* **Dataset extract**
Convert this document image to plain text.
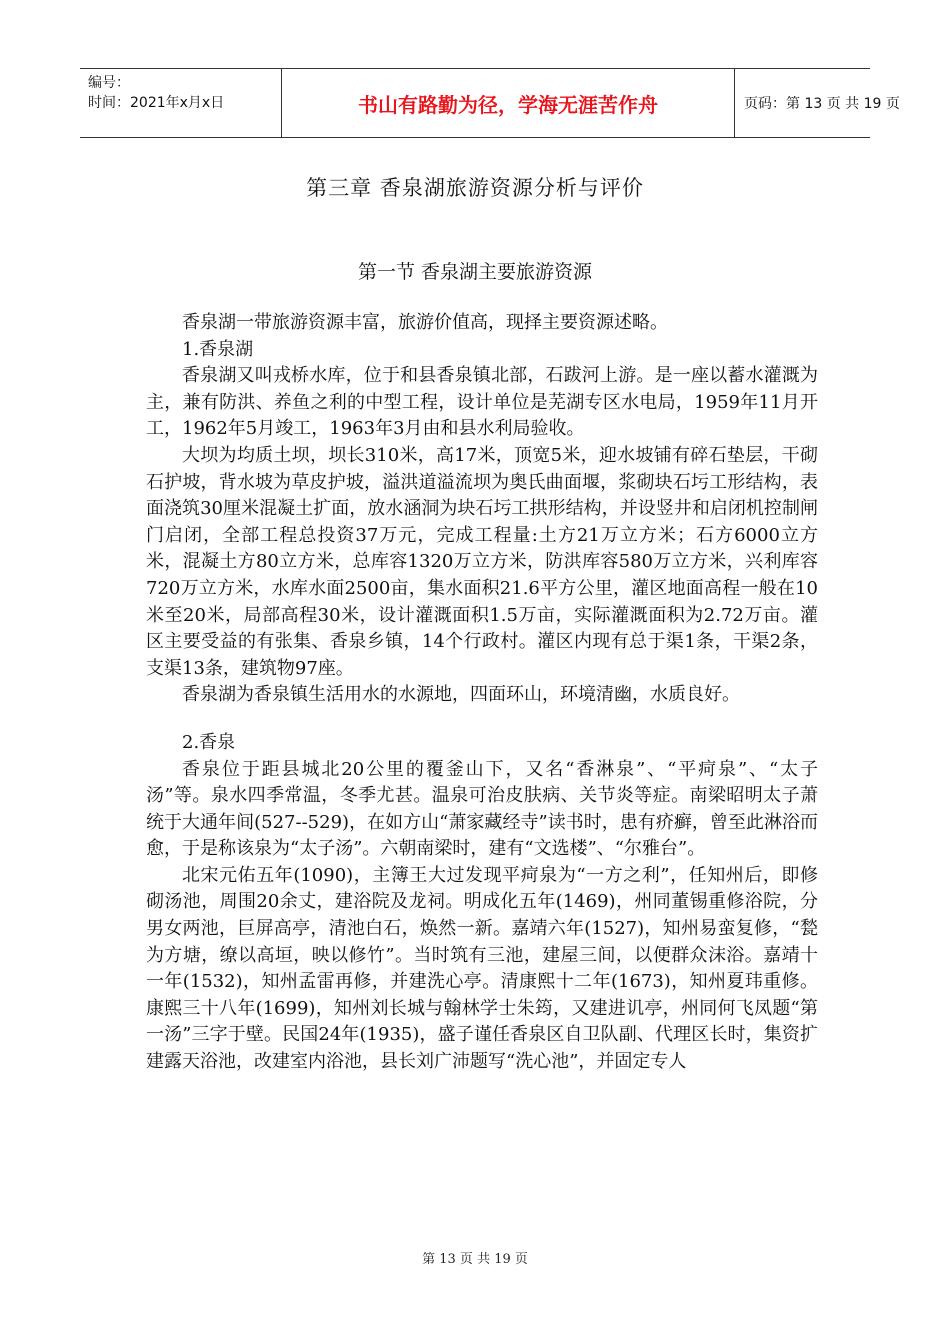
编号：
时间：2021年x月x日	书山有路勤为径，学海无涯苦作舟	页码：第 13 页 共 19 页
第三章 香泉湖旅游资源分析与评价
第一节 香泉湖主要旅游资源

香泉湖一带旅游资源丰富，旅游价值高，现择主要资源述略。

1.香泉湖

香泉湖又叫戎桥水库，位于和县香泉镇北部，石跋河上游。是一座以蓄水灌溉为主，兼有防洪、养鱼之利的中型工程，设计单位是芜湖专区水电局，1959年11月开工，1962年5月竣工，1963年3月由和县水利局验收。

大坝为均质土坝，坝长310米，高17米，顶宽5米，迎水坡铺有碎石垫层，干砌石护坡，背水坡为草皮护坡，溢洪道溢流坝为奥氏曲面堰，浆砌块石圬工形结构，表面浇筑30厘米混凝土扩面，放水涵洞为块石圬工拱形结构，并设竖井和启闭机控制闸门启闭，全部工程总投资37万元，完成工程量:土方21万立方米；石方6000立方米，混凝土方80立方米，总库容1320万立方米，防洪库容580万立方米，兴利库容720万立方米，水库水面2500亩，集水面积21.6平方公里，灌区地面高程一般在10米至20米，局部高程30米，设计灌溉面积1.5万亩，实际灌溉面积为2.72万亩。灌区主要受益的有张集、香泉乡镇，14个行政村。灌区内现有总于渠1条，干渠2条，支渠13条，建筑物97座。

香泉湖为香泉镇生活用水的水源地，四面环山，环境清幽，水质良好。

2.香泉

香泉位于距县城北20公里的覆釜山下，又名“香淋泉”、“平疴泉”、“太子汤”等。泉水四季常温，冬季尤甚。温泉可治皮肤病、关节炎等症。南梁昭明太子萧统于大通年间(527--529)，在如方山“萧家藏经寺”读书时，患有疥癣，曾至此淋浴而愈，于是称该泉为“太子汤”。六朝南梁时，建有“文选楼”、“尔雅台”。

北宋元佑五年(1090)，主簿王大过发现平疴泉为“一方之利”，任知州后，即修砌汤池，周围20余丈，建浴院及龙祠。明成化五年(1469)，州同董锡重修浴院，分男女两池，巨屏高亭，清池白石，焕然一新。嘉靖六年(1527)，知州易蛮复修，“甃为方塘，缭以高垣，映以修竹”。当时筑有三池，建屋三间，以便群众沫浴。嘉靖十一年(1532)，知州孟雷再修，并建洗心亭。清康熙十二年(1673)，知州夏玮重修。康熙三十八年(1699)，知州刘长城与翰林学士朱筠，又建进讥亭，州同何飞凤题“第一汤”三字于壁。民国24年(1935)，盛子谨任香泉区自卫队副、代理区长时，集资扩建露天浴池，改建室内浴池，县长刘广沛题写“洗心池”，并固定专人

第 13 页 共 19 页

* **Goal**
Without including any pictures, please restate all the records exactly.

* **Solved exercise**
Convert this document image to plain text.
编号：
时间：2021年x月x日	书山有路勤为径，学海无涯苦作舟	页码：第 13 页 共 19 页
第三章 香泉湖旅游资源分析与评价
第一节 香泉湖主要旅游资源

香泉湖一带旅游资源丰富，旅游价值高，现择主要资源述略。

1.香泉湖

香泉湖又叫戎桥水库，位于和县香泉镇北部，石跋河上游。是一座以蓄水灌溉为主，兼有防洪、养鱼之利的中型工程，设计单位是芜湖专区水电局，1959年11月开工，1962年5月竣工，1963年3月由和县水利局验收。

大坝为均质土坝，坝长310米，高17米，顶宽5米，迎水坡铺有碎石垫层，干砌石护坡，背水坡为草皮护坡，溢洪道溢流坝为奥氏曲面堰，浆砌块石圬工形结构，表面浇筑30厘米混凝土扩面，放水涵洞为块石圬工拱形结构，并设竖井和启闭机控制闸门启闭，全部工程总投资37万元，完成工程量:土方21万立方米；石方6000立方米，混凝土方80立方米，总库容1320万立方米，防洪库容580万立方米，兴利库容720万立方米，水库水面2500亩，集水面积21.6平方公里，灌区地面高程一般在10米至20米，局部高程30米，设计灌溉面积1.5万亩，实际灌溉面积为2.72万亩。灌区主要受益的有张集、香泉乡镇，14个行政村。灌区内现有总于渠1条，干渠2条，支渠13条，建筑物97座。

香泉湖为香泉镇生活用水的水源地，四面环山，环境清幽，水质良好。

2.香泉

香泉位于距县城北20公里的覆釜山下，又名“香淋泉”、“平疴泉”、“太子汤”等。泉水四季常温，冬季尤甚。温泉可治皮肤病、关节炎等症。南梁昭明太子萧统于大通年间(527--529)，在如方山“萧家藏经寺”读书时，患有疥癣，曾至此淋浴而愈，于是称该泉为“太子汤”。六朝南梁时，建有“文选楼”、“尔雅台”。

北宋元佑五年(1090)，主簿王大过发现平疴泉为“一方之利”，任知州后，即修砌汤池，周围20余丈，建浴院及龙祠。明成化五年(1469)，州同董锡重修浴院，分男女两池，巨屏高亭，清池白石，焕然一新。嘉靖六年(1527)，知州易蛮复修，“甃为方塘，缭以高垣，映以修竹”。当时筑有三池，建屋三间，以便群众沫浴。嘉靖十一年(1532)，知州孟雷再修，并建洗心亭。清康熙十二年(1673)，知州夏玮重修。康熙三十八年(1699)，知州刘长城与翰林学士朱筠，又建进讥亭，州同何飞凤题“第一汤”三字于壁。民国24年(1935)，盛子谨任香泉区自卫队副、代理区长时，集资扩建露天浴池，改建室内浴池，县长刘广沛题写“洗心池”，并固定专人

第 13 页 共 19 页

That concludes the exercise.